# start of Material

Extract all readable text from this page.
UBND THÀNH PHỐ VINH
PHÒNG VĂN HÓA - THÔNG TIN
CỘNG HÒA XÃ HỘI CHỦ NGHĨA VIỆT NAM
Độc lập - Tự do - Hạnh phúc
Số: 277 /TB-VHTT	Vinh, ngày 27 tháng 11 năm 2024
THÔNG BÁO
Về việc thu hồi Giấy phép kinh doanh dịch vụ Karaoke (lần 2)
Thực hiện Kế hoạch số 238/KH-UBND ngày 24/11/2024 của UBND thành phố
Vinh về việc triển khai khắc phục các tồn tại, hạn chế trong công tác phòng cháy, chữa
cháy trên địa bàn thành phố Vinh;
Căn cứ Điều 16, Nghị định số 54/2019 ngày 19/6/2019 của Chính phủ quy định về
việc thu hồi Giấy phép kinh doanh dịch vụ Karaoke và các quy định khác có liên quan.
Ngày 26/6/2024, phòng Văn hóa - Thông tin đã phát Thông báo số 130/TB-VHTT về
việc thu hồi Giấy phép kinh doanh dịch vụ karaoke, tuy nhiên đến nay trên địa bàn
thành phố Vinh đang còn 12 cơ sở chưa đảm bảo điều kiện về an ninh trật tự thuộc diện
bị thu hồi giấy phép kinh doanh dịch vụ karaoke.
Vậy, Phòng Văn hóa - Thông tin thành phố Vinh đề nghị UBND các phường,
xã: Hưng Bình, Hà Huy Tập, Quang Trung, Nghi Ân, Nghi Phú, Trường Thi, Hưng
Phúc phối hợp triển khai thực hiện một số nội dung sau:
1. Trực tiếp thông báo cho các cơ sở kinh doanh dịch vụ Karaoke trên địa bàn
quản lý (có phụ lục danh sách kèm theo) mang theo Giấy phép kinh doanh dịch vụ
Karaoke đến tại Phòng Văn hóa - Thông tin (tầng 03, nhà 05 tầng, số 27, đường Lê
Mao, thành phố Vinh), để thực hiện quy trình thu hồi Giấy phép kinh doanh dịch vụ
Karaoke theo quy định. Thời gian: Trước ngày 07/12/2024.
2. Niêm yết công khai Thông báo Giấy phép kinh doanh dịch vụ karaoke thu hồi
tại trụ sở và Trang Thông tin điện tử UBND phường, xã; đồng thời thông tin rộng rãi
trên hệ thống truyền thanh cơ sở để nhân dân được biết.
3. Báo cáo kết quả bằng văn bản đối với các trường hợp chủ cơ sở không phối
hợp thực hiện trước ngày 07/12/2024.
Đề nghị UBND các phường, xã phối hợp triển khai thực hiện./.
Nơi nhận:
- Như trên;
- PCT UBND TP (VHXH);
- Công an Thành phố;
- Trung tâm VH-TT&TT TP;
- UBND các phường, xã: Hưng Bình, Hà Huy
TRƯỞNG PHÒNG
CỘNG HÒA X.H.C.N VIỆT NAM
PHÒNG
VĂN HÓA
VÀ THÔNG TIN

# end of Material
# start of Material

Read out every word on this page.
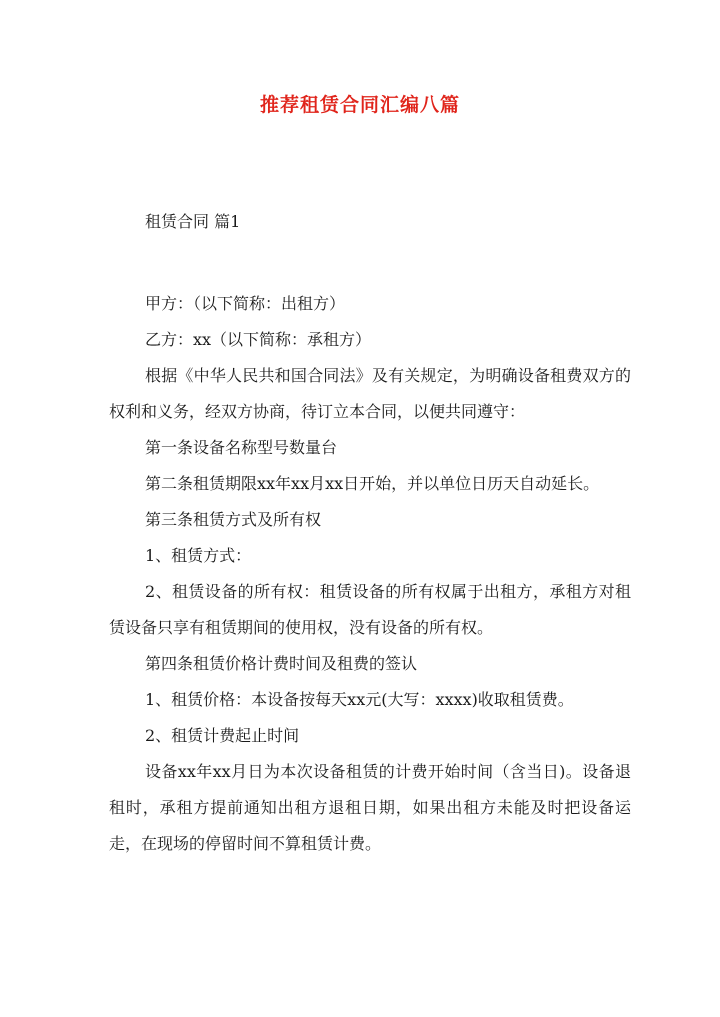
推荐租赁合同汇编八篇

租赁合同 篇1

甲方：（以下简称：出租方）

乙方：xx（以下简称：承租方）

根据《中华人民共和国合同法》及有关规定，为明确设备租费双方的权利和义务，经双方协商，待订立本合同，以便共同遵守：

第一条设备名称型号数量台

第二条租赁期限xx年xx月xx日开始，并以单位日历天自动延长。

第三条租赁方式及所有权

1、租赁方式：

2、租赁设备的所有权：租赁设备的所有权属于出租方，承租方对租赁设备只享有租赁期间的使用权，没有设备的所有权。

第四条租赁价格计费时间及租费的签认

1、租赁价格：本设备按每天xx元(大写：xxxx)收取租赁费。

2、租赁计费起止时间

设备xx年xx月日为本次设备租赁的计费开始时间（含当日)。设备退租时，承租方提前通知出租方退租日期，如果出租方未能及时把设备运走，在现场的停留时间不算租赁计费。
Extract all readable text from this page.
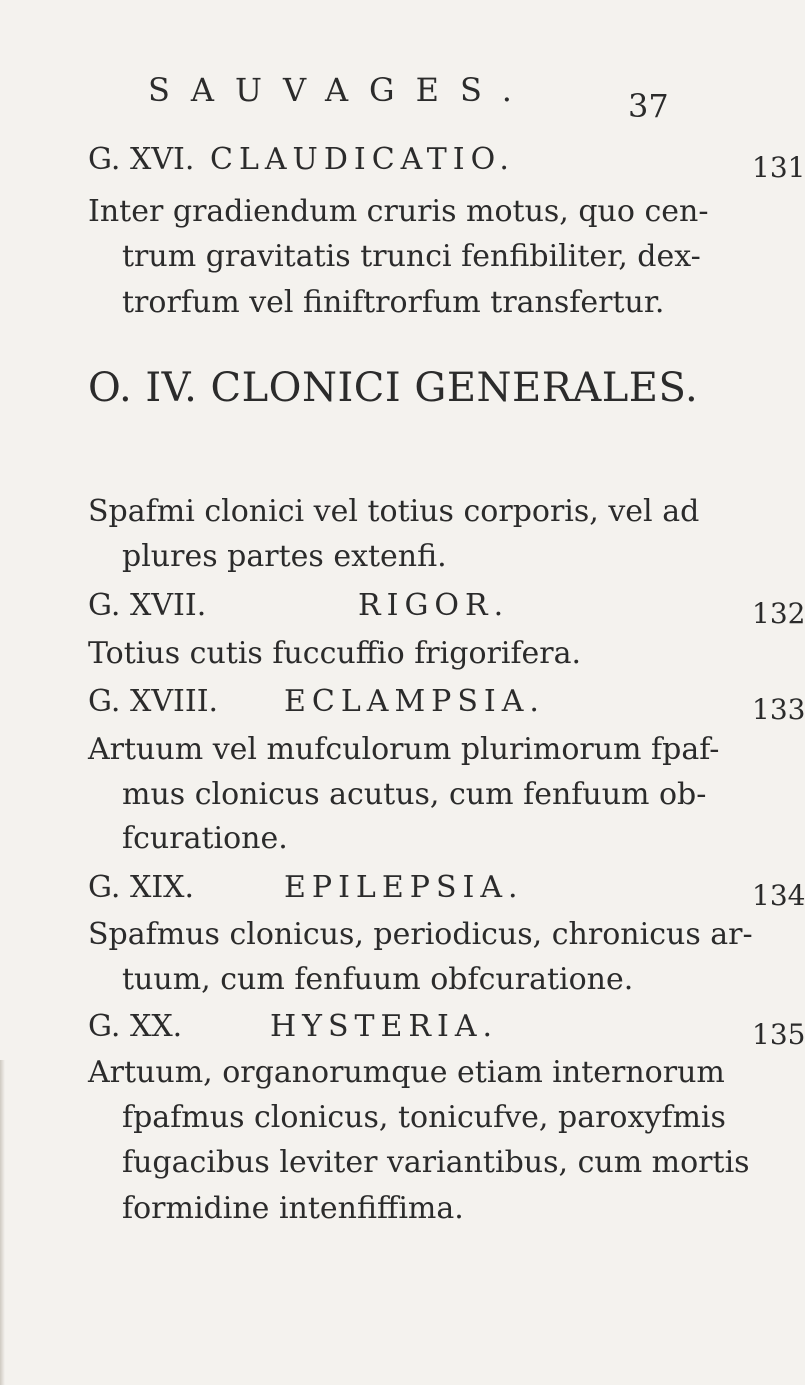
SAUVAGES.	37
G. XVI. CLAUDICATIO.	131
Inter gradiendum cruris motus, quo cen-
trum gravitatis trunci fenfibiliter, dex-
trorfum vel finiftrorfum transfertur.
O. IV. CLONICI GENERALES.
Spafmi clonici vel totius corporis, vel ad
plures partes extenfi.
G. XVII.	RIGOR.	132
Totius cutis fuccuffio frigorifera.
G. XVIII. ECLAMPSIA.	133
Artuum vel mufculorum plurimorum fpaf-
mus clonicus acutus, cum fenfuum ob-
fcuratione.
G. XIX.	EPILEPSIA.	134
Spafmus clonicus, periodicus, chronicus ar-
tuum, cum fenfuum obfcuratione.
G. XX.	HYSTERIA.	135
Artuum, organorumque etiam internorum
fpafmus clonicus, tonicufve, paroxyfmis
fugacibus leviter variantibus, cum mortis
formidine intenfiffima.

# end of Material

» **Exercise description**
For the listing above, give the number of lines in which the string "phối" occurs, and nothing else.

» **Result of the task**
3